• [What this task involves]: Write out all entries word for word.

— start of Data for the task —

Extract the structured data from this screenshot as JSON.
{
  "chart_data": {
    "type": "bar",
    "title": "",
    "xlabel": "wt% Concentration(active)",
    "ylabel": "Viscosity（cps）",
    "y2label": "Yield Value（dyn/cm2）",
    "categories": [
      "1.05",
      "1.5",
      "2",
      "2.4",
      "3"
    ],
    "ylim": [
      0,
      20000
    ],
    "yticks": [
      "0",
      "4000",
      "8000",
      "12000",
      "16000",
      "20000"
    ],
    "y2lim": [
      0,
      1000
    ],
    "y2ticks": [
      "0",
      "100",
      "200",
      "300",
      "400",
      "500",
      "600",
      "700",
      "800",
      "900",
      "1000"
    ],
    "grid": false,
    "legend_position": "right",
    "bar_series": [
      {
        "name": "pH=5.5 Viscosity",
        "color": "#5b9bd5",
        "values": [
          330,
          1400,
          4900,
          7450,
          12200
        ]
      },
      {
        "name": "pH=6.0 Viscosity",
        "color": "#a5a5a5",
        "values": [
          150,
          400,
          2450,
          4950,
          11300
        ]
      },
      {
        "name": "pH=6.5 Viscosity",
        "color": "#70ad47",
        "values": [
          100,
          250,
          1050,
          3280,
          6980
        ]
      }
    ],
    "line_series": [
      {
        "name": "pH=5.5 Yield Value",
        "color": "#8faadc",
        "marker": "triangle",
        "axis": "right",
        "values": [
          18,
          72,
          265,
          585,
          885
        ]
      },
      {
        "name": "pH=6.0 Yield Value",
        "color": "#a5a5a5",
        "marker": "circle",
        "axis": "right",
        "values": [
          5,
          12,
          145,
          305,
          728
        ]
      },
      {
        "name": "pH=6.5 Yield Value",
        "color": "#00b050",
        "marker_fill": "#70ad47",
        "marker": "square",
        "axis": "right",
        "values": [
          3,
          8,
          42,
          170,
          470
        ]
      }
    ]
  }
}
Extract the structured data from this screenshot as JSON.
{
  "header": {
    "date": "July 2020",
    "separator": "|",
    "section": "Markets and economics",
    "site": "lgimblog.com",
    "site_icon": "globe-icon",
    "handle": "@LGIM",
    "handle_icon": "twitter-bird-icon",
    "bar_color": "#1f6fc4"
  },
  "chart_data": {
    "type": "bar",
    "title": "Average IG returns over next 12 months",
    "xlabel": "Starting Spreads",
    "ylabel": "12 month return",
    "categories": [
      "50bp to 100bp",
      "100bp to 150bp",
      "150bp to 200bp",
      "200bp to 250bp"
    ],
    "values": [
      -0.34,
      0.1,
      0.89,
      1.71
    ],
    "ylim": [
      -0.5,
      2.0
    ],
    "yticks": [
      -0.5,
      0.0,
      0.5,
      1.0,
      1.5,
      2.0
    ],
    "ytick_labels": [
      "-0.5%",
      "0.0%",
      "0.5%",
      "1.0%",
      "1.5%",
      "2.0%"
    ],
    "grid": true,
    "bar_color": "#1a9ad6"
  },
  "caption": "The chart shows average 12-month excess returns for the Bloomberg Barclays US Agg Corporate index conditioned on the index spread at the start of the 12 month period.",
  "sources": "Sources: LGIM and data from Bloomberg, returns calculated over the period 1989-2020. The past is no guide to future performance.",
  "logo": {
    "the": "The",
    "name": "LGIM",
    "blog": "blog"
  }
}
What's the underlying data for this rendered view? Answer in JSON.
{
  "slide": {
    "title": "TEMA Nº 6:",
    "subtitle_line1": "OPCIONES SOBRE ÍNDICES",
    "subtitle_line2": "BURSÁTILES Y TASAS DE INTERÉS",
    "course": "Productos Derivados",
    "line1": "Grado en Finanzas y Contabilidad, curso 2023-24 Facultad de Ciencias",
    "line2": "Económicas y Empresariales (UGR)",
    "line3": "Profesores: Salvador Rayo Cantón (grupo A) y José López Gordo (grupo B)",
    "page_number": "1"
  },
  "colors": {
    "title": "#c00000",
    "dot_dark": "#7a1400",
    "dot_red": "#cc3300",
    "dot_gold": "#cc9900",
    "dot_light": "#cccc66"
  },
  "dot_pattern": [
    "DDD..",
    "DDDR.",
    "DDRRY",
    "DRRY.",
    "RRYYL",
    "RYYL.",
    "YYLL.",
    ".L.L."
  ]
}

— end of Data for the task —

• [Output of the exercise]:
Extract the structured data from this screenshot as JSON.
{
  "chart_data": {
    "type": "bar",
    "title": "",
    "xlabel": "wt% Concentration(active)",
    "ylabel": "Viscosity（cps）",
    "y2label": "Yield Value（dyn/cm2）",
    "categories": [
      "1.05",
      "1.5",
      "2",
      "2.4",
      "3"
    ],
    "ylim": [
      0,
      20000
    ],
    "yticks": [
      "0",
      "4000",
      "8000",
      "12000",
      "16000",
      "20000"
    ],
    "y2lim": [
      0,
      1000
    ],
    "y2ticks": [
      "0",
      "100",
      "200",
      "300",
      "400",
      "500",
      "600",
      "700",
      "800",
      "900",
      "1000"
    ],
    "grid": false,
    "legend_position": "right",
    "bar_series": [
      {
        "name": "pH=5.5 Viscosity",
        "color": "#5b9bd5",
        "values": [
          330,
          1400,
          4900,
          7450,
          12200
        ]
      },
      {
        "name": "pH=6.0 Viscosity",
        "color": "#a5a5a5",
        "values": [
          150,
          400,
          2450,
          4950,
          11300
        ]
      },
      {
        "name": "pH=6.5 Viscosity",
        "color": "#70ad47",
        "values": [
          100,
          250,
          1050,
          3280,
          6980
        ]
      }
    ],
    "line_series": [
      {
        "name": "pH=5.5 Yield Value",
        "color": "#8faadc",
        "marker": "triangle",
        "axis": "right",
        "values": [
          18,
          72,
          265,
          585,
          885
        ]
      },
      {
        "name": "pH=6.0 Yield Value",
        "color": "#a5a5a5",
        "marker": "circle",
        "axis": "right",
        "values": [
          5,
          12,
          145,
          305,
          728
        ]
      },
      {
        "name": "pH=6.5 Yield Value",
        "color": "#00b050",
        "marker_fill": "#70ad47",
        "marker": "square",
        "axis": "right",
        "values": [
          3,
          8,
          42,
          170,
          470
        ]
      }
    ]
  }
}
Extract the structured data from this screenshot as JSON.
{
  "header": {
    "date": "July 2020",
    "separator": "|",
    "section": "Markets and economics",
    "site": "lgimblog.com",
    "site_icon": "globe-icon",
    "handle": "@LGIM",
    "handle_icon": "twitter-bird-icon",
    "bar_color": "#1f6fc4"
  },
  "chart_data": {
    "type": "bar",
    "title": "Average IG returns over next 12 months",
    "xlabel": "Starting Spreads",
    "ylabel": "12 month return",
    "categories": [
      "50bp to 100bp",
      "100bp to 150bp",
      "150bp to 200bp",
      "200bp to 250bp"
    ],
    "values": [
      -0.34,
      0.1,
      0.89,
      1.71
    ],
    "ylim": [
      -0.5,
      2.0
    ],
    "yticks": [
      -0.5,
      0.0,
      0.5,
      1.0,
      1.5,
      2.0
    ],
    "ytick_labels": [
      "-0.5%",
      "0.0%",
      "0.5%",
      "1.0%",
      "1.5%",
      "2.0%"
    ],
    "grid": true,
    "bar_color": "#1a9ad6"
  },
  "caption": "The chart shows average 12-month excess returns for the Bloomberg Barclays US Agg Corporate index conditioned on the index spread at the start of the 12 month period.",
  "sources": "Sources: LGIM and data from Bloomberg, returns calculated over the period 1989-2020. The past is no guide to future performance.",
  "logo": {
    "the": "The",
    "name": "LGIM",
    "blog": "blog"
  }
}
What's the underlying data for this rendered view? Answer in JSON.
{
  "slide": {
    "title": "TEMA Nº 6:",
    "subtitle_line1": "OPCIONES SOBRE ÍNDICES",
    "subtitle_line2": "BURSÁTILES Y TASAS DE INTERÉS",
    "course": "Productos Derivados",
    "line1": "Grado en Finanzas y Contabilidad, curso 2023-24 Facultad de Ciencias",
    "line2": "Económicas y Empresariales (UGR)",
    "line3": "Profesores: Salvador Rayo Cantón (grupo A) y José López Gordo (grupo B)",
    "page_number": "1"
  },
  "colors": {
    "title": "#c00000",
    "dot_dark": "#7a1400",
    "dot_red": "#cc3300",
    "dot_gold": "#cc9900",
    "dot_light": "#cccc66"
  },
  "dot_pattern": [
    "DDD..",
    "DDDR.",
    "DDRRY",
    "DRRY.",
    "RRYYL",
    "RYYL.",
    "YYLL.",
    ".L.L."
  ]
}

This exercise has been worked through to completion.